> _REQUIREMENT_: Every line of the records below should be restated exactly.

▬▬▬▬▬▬

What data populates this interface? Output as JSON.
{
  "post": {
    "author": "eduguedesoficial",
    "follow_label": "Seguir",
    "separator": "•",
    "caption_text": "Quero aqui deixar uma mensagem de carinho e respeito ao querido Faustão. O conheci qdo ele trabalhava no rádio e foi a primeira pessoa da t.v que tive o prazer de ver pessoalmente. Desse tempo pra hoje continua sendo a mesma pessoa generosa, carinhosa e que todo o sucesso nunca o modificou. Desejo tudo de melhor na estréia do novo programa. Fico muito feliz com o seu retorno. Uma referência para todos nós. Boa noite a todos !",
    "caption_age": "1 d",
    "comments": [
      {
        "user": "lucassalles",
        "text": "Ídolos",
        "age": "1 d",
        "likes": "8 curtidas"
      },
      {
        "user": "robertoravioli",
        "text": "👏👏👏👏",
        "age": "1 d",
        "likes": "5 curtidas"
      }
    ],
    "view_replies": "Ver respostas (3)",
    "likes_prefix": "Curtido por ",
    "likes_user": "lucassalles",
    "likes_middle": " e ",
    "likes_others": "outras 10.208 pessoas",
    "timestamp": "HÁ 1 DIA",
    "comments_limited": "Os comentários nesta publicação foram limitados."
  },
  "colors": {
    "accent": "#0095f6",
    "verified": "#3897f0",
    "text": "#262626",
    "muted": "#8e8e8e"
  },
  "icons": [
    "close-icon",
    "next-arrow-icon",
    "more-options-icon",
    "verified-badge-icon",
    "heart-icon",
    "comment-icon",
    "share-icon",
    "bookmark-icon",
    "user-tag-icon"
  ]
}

▬▬▬▬▬▬

> _THE OUTPUT_:
What data populates this interface? Output as JSON.
{
  "post": {
    "author": "eduguedesoficial",
    "follow_label": "Seguir",
    "separator": "•",
    "caption_text": "Quero aqui deixar uma mensagem de carinho e respeito ao querido Faustão. O conheci qdo ele trabalhava no rádio e foi a primeira pessoa da t.v que tive o prazer de ver pessoalmente. Desse tempo pra hoje continua sendo a mesma pessoa generosa, carinhosa e que todo o sucesso nunca o modificou. Desejo tudo de melhor na estréia do novo programa. Fico muito feliz com o seu retorno. Uma referência para todos nós. Boa noite a todos !",
    "caption_age": "1 d",
    "comments": [
      {
        "user": "lucassalles",
        "text": "Ídolos",
        "age": "1 d",
        "likes": "8 curtidas"
      },
      {
        "user": "robertoravioli",
        "text": "👏👏👏👏",
        "age": "1 d",
        "likes": "5 curtidas"
      }
    ],
    "view_replies": "Ver respostas (3)",
    "likes_prefix": "Curtido por ",
    "likes_user": "lucassalles",
    "likes_middle": " e ",
    "likes_others": "outras 10.208 pessoas",
    "timestamp": "HÁ 1 DIA",
    "comments_limited": "Os comentários nesta publicação foram limitados."
  },
  "colors": {
    "accent": "#0095f6",
    "verified": "#3897f0",
    "text": "#262626",
    "muted": "#8e8e8e"
  },
  "icons": [
    "close-icon",
    "next-arrow-icon",
    "more-options-icon",
    "verified-badge-icon",
    "heart-icon",
    "comment-icon",
    "share-icon",
    "bookmark-icon",
    "user-tag-icon"
  ]
}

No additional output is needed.